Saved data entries
━━━━━━━━━━━━━━━━

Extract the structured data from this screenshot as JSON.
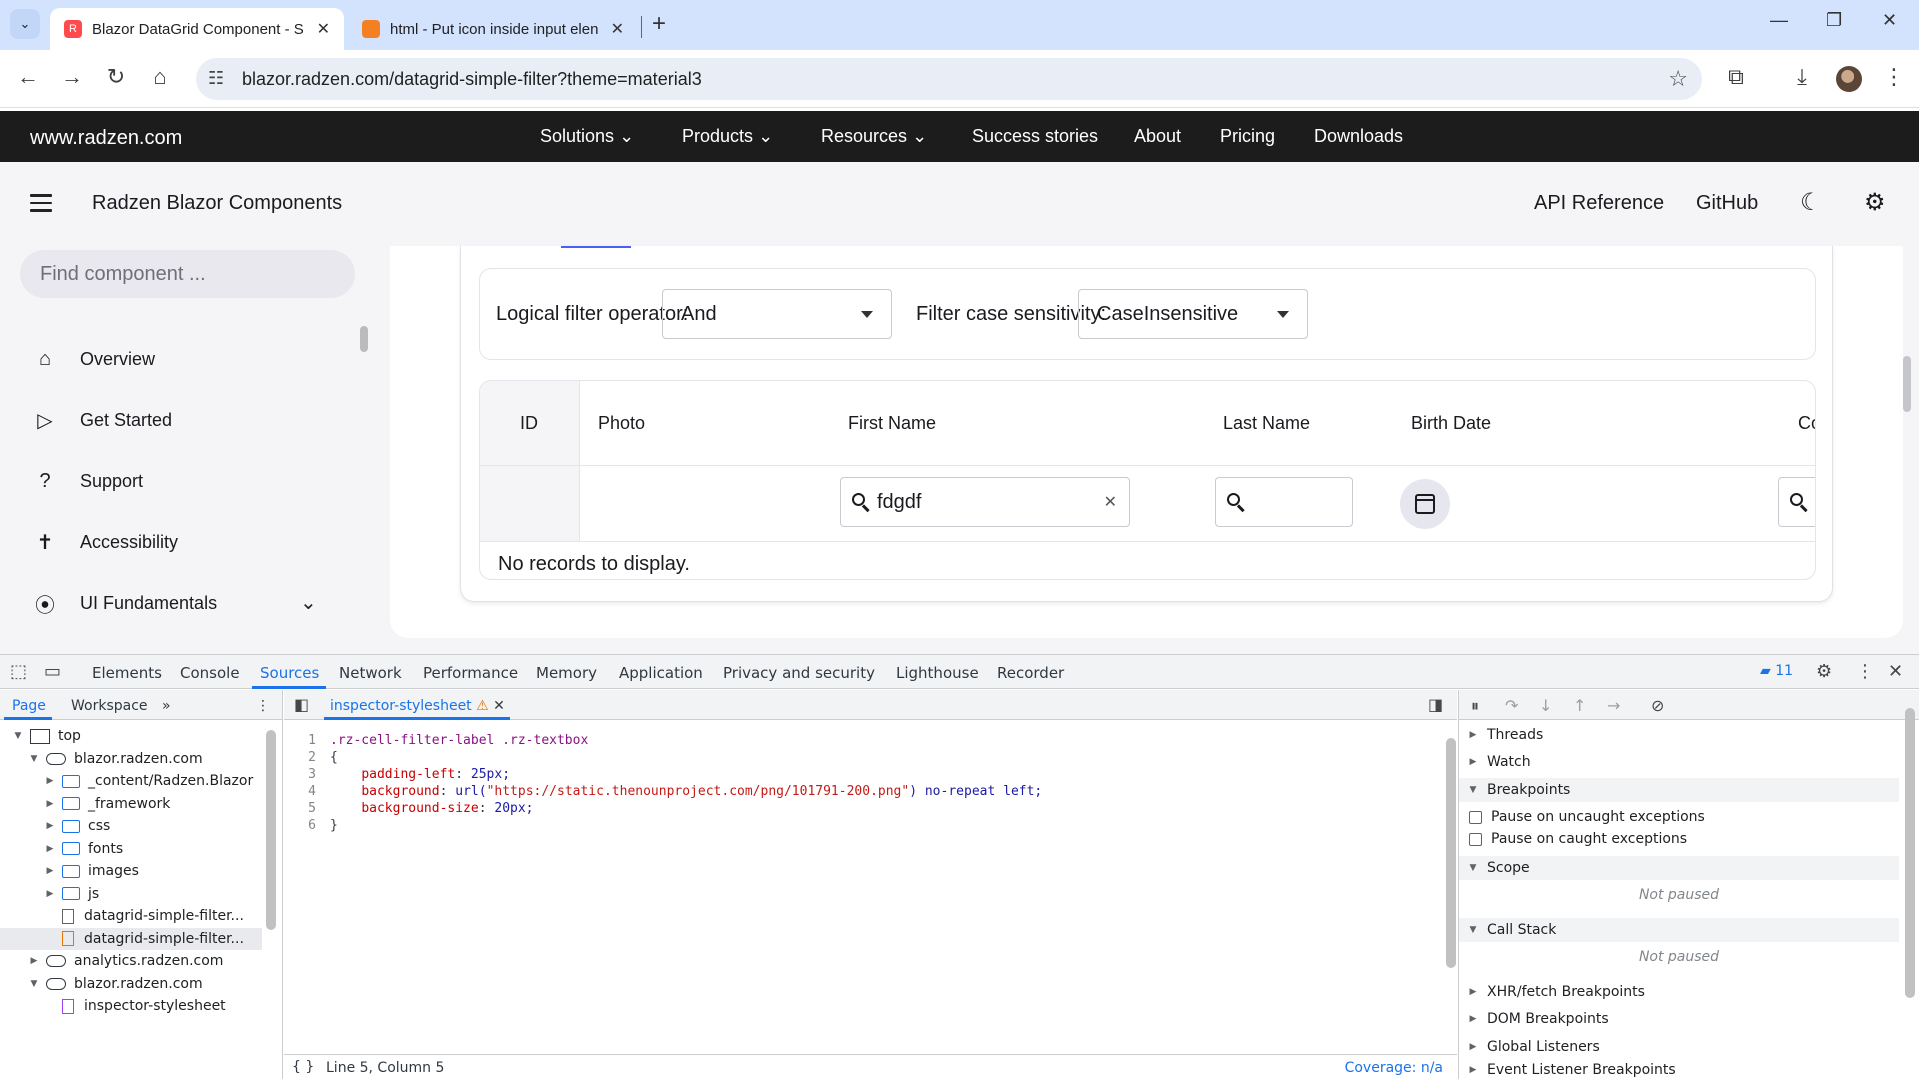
{
  "browser": {
    "tabs": [
      {
        "title": "Blazor DataGrid Component - S",
        "active": true
      },
      {
        "title": "html - Put icon inside input elen",
        "active": false
      }
    ],
    "url": "blazor.radzen.com/datagrid-simple-filter?theme=material3"
  },
  "radzen_nav": {
    "brand": "www.radzen.com",
    "items": [
      "Solutions",
      "Products",
      "Resources",
      "Success stories",
      "About",
      "Pricing",
      "Downloads"
    ]
  },
  "header": {
    "title": "Radzen Blazor Components",
    "api_reference": "API Reference",
    "github": "GitHub"
  },
  "sidebar": {
    "search_placeholder": "Find component ...",
    "items": [
      {
        "label": "Overview",
        "icon": "home-icon"
      },
      {
        "label": "Get Started",
        "icon": "play-circle-icon"
      },
      {
        "label": "Support",
        "icon": "help-icon"
      },
      {
        "label": "Accessibility",
        "icon": "accessibility-icon"
      },
      {
        "label": "UI Fundamentals",
        "icon": "ui-fundamentals-icon"
      }
    ]
  },
  "filter_bar": {
    "logical_label": "Logical filter operator:",
    "logical_value": "And",
    "case_label": "Filter case sensitivity:",
    "case_value": "CaseInsensitive"
  },
  "grid": {
    "columns": [
      "ID",
      "Photo",
      "First Name",
      "Last Name",
      "Birth Date",
      "Co"
    ],
    "first_name_filter": "fdgdf",
    "empty_message": "No records to display."
  },
  "devtools": {
    "tabs": [
      "Elements",
      "Console",
      "Sources",
      "Network",
      "Performance",
      "Memory",
      "Application",
      "Privacy and security",
      "Lighthouse",
      "Recorder"
    ],
    "active_tab": "Sources",
    "issues_count": "11",
    "navigator_tabs": [
      "Page",
      "Workspace"
    ],
    "tree": [
      {
        "label": "top",
        "type": "frame",
        "indent": 0,
        "expanded": true
      },
      {
        "label": "blazor.radzen.com",
        "type": "cloud",
        "indent": 1,
        "expanded": true
      },
      {
        "label": "_content/Radzen.Blazor",
        "type": "folder",
        "indent": 2,
        "expanded": false
      },
      {
        "label": "_framework",
        "type": "folder",
        "indent": 2,
        "expanded": false
      },
      {
        "label": "css",
        "type": "folder",
        "indent": 2,
        "expanded": false
      },
      {
        "label": "fonts",
        "type": "folder",
        "indent": 2,
        "expanded": false
      },
      {
        "label": "images",
        "type": "folder",
        "indent": 2,
        "expanded": false
      },
      {
        "label": "js",
        "type": "folder",
        "indent": 2,
        "expanded": false
      },
      {
        "label": "datagrid-simple-filter...",
        "type": "file",
        "indent": 2
      },
      {
        "label": "datagrid-simple-filter...",
        "type": "file-orange",
        "indent": 2,
        "selected": true
      },
      {
        "label": "analytics.radzen.com",
        "type": "cloud",
        "indent": 1,
        "expanded": false
      },
      {
        "label": "blazor.radzen.com",
        "type": "cloud",
        "indent": 1,
        "expanded": true
      },
      {
        "label": "inspector-stylesheet",
        "type": "file-purple",
        "indent": 2
      }
    ],
    "editor_tab": "inspector-stylesheet",
    "code": [
      ".rz-cell-filter-label .rz-textbox",
      "{",
      "    padding-left: 25px;",
      "    background: url(\"https://static.thenounproject.com/png/101791-200.png\") no-repeat left;",
      "    background-size: 20px;",
      "}"
    ],
    "status_position": "Line 5, Column 5",
    "coverage": "Coverage: n/a",
    "debugger": {
      "threads": "Threads",
      "watch": "Watch",
      "breakpoints": "Breakpoints",
      "pause_uncaught": "Pause on uncaught exceptions",
      "pause_caught": "Pause on caught exceptions",
      "scope": "Scope",
      "not_paused": "Not paused",
      "call_stack": "Call Stack",
      "xhr": "XHR/fetch Breakpoints",
      "dom": "DOM Breakpoints",
      "global": "Global Listeners",
      "event": "Event Listener Breakpoints"
    }
  }
}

━━━━━━━━━━━━━━━━

Given request >>
Set down the material above as is, without any pictures.

Expected answer >>
Extract the structured data from this screenshot as JSON.
{
  "browser": {
    "tabs": [
      {
        "title": "Blazor DataGrid Component - S",
        "active": true
      },
      {
        "title": "html - Put icon inside input elen",
        "active": false
      }
    ],
    "url": "blazor.radzen.com/datagrid-simple-filter?theme=material3"
  },
  "radzen_nav": {
    "brand": "www.radzen.com",
    "items": [
      "Solutions",
      "Products",
      "Resources",
      "Success stories",
      "About",
      "Pricing",
      "Downloads"
    ]
  },
  "header": {
    "title": "Radzen Blazor Components",
    "api_reference": "API Reference",
    "github": "GitHub"
  },
  "sidebar": {
    "search_placeholder": "Find component ...",
    "items": [
      {
        "label": "Overview",
        "icon": "home-icon"
      },
      {
        "label": "Get Started",
        "icon": "play-circle-icon"
      },
      {
        "label": "Support",
        "icon": "help-icon"
      },
      {
        "label": "Accessibility",
        "icon": "accessibility-icon"
      },
      {
        "label": "UI Fundamentals",
        "icon": "ui-fundamentals-icon"
      }
    ]
  },
  "filter_bar": {
    "logical_label": "Logical filter operator:",
    "logical_value": "And",
    "case_label": "Filter case sensitivity:",
    "case_value": "CaseInsensitive"
  },
  "grid": {
    "columns": [
      "ID",
      "Photo",
      "First Name",
      "Last Name",
      "Birth Date",
      "Co"
    ],
    "first_name_filter": "fdgdf",
    "empty_message": "No records to display."
  },
  "devtools": {
    "tabs": [
      "Elements",
      "Console",
      "Sources",
      "Network",
      "Performance",
      "Memory",
      "Application",
      "Privacy and security",
      "Lighthouse",
      "Recorder"
    ],
    "active_tab": "Sources",
    "issues_count": "11",
    "navigator_tabs": [
      "Page",
      "Workspace"
    ],
    "tree": [
      {
        "label": "top",
        "type": "frame",
        "indent": 0,
        "expanded": true
      },
      {
        "label": "blazor.radzen.com",
        "type": "cloud",
        "indent": 1,
        "expanded": true
      },
      {
        "label": "_content/Radzen.Blazor",
        "type": "folder",
        "indent": 2,
        "expanded": false
      },
      {
        "label": "_framework",
        "type": "folder",
        "indent": 2,
        "expanded": false
      },
      {
        "label": "css",
        "type": "folder",
        "indent": 2,
        "expanded": false
      },
      {
        "label": "fonts",
        "type": "folder",
        "indent": 2,
        "expanded": false
      },
      {
        "label": "images",
        "type": "folder",
        "indent": 2,
        "expanded": false
      },
      {
        "label": "js",
        "type": "folder",
        "indent": 2,
        "expanded": false
      },
      {
        "label": "datagrid-simple-filter...",
        "type": "file",
        "indent": 2
      },
      {
        "label": "datagrid-simple-filter...",
        "type": "file-orange",
        "indent": 2,
        "selected": true
      },
      {
        "label": "analytics.radzen.com",
        "type": "cloud",
        "indent": 1,
        "expanded": false
      },
      {
        "label": "blazor.radzen.com",
        "type": "cloud",
        "indent": 1,
        "expanded": true
      },
      {
        "label": "inspector-stylesheet",
        "type": "file-purple",
        "indent": 2
      }
    ],
    "editor_tab": "inspector-stylesheet",
    "code": [
      ".rz-cell-filter-label .rz-textbox",
      "{",
      "    padding-left: 25px;",
      "    background: url(\"https://static.thenounproject.com/png/101791-200.png\") no-repeat left;",
      "    background-size: 20px;",
      "}"
    ],
    "status_position": "Line 5, Column 5",
    "coverage": "Coverage: n/a",
    "debugger": {
      "threads": "Threads",
      "watch": "Watch",
      "breakpoints": "Breakpoints",
      "pause_uncaught": "Pause on uncaught exceptions",
      "pause_caught": "Pause on caught exceptions",
      "scope": "Scope",
      "not_paused": "Not paused",
      "call_stack": "Call Stack",
      "xhr": "XHR/fetch Breakpoints",
      "dom": "DOM Breakpoints",
      "global": "Global Listeners",
      "event": "Event Listener Breakpoints"
    }
  }
}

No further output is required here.